Set exercise => Count how many lines contain the word "name". Respond with the number alone.

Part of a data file
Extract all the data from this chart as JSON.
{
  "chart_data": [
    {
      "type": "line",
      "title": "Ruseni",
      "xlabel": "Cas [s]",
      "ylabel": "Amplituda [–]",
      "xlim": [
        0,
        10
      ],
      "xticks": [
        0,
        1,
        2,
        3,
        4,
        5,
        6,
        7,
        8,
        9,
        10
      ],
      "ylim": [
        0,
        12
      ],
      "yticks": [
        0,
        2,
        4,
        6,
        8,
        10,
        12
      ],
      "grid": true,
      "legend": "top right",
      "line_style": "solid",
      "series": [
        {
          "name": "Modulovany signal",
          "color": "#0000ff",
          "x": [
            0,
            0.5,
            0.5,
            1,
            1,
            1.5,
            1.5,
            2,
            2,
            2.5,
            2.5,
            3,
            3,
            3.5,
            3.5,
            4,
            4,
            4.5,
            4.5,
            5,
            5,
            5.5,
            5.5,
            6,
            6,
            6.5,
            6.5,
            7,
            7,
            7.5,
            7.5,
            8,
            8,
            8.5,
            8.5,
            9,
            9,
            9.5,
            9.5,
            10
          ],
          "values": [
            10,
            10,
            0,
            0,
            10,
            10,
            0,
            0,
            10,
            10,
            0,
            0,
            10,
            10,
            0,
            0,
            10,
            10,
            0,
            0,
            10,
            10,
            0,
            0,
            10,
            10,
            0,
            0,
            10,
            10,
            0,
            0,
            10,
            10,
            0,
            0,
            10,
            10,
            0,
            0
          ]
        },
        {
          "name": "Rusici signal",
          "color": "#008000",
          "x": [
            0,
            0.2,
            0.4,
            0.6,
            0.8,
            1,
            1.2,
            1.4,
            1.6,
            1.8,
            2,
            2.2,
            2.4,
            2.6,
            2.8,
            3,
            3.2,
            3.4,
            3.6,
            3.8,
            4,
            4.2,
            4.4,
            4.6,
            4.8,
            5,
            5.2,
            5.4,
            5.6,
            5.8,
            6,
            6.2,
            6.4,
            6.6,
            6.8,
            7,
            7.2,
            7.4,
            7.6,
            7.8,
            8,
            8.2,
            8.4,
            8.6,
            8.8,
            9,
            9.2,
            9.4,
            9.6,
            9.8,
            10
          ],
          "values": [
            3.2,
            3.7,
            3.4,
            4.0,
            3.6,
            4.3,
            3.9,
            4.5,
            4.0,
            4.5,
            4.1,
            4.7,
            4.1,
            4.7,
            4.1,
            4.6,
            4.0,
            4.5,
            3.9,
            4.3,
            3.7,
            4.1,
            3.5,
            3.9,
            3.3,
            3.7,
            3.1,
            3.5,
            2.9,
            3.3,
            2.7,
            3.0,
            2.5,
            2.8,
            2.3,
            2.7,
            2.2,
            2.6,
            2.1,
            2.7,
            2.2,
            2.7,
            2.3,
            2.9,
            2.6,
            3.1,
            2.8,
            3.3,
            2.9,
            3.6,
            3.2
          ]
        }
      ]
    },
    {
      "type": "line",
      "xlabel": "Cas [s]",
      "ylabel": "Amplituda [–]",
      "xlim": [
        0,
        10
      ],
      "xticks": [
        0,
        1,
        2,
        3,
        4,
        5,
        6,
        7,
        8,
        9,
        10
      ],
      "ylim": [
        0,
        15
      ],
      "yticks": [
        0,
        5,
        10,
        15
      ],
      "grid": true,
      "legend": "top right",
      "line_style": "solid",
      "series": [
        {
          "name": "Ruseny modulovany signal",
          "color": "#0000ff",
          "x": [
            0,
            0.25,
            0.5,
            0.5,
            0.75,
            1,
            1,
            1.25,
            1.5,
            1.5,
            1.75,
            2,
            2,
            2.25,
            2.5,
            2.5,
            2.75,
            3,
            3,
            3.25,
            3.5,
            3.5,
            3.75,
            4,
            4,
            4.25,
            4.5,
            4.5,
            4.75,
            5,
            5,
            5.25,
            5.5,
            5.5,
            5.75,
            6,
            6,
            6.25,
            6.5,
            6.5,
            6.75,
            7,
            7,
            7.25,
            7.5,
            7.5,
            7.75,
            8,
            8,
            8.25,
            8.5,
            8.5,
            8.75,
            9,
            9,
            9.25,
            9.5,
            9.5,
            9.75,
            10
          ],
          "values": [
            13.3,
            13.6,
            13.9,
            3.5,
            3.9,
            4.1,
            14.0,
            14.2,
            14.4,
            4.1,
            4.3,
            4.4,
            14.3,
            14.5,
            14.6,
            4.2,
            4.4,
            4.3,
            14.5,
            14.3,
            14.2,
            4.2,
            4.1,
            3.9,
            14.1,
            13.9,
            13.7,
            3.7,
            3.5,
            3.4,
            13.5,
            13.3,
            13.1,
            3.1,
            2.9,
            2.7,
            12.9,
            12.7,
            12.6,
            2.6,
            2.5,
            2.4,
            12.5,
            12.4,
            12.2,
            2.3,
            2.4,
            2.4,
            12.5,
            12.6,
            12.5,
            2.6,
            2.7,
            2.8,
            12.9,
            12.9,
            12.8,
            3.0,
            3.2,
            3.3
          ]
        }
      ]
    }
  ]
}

--

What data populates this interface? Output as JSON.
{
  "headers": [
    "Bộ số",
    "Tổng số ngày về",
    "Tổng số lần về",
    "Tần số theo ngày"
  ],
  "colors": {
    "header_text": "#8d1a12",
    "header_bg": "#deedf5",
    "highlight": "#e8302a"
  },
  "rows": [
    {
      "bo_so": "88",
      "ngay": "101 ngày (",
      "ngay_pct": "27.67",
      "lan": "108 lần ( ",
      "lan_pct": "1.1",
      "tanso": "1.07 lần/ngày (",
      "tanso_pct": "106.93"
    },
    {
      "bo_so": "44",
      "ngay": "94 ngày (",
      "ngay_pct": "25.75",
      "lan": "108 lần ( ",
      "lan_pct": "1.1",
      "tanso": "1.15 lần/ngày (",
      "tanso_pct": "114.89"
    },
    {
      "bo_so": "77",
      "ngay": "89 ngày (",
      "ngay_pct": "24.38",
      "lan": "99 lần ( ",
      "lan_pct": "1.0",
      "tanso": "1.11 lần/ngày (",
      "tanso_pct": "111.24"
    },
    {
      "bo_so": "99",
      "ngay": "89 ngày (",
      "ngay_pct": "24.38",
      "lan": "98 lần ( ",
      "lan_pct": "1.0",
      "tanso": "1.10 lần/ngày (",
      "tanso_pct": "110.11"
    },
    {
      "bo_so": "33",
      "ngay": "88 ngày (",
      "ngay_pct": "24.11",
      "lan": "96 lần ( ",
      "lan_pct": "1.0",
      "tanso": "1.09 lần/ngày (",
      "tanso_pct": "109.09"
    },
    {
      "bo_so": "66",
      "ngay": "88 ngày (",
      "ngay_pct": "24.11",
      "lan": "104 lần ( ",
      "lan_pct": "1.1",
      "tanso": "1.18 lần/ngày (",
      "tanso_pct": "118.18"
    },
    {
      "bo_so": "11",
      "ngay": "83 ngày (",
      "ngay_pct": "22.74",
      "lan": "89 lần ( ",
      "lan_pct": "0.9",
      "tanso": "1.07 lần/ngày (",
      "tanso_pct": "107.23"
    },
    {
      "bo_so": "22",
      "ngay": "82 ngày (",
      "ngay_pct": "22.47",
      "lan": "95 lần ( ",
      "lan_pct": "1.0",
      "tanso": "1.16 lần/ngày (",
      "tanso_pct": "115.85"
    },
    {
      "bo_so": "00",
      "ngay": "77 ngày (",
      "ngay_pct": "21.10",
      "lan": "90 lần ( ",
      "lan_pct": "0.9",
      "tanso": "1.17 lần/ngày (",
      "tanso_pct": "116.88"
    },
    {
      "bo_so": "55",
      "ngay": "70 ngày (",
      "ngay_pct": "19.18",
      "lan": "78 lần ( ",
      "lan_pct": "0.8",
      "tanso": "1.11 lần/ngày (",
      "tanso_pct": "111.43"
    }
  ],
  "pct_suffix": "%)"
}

Solution to this exercise => 3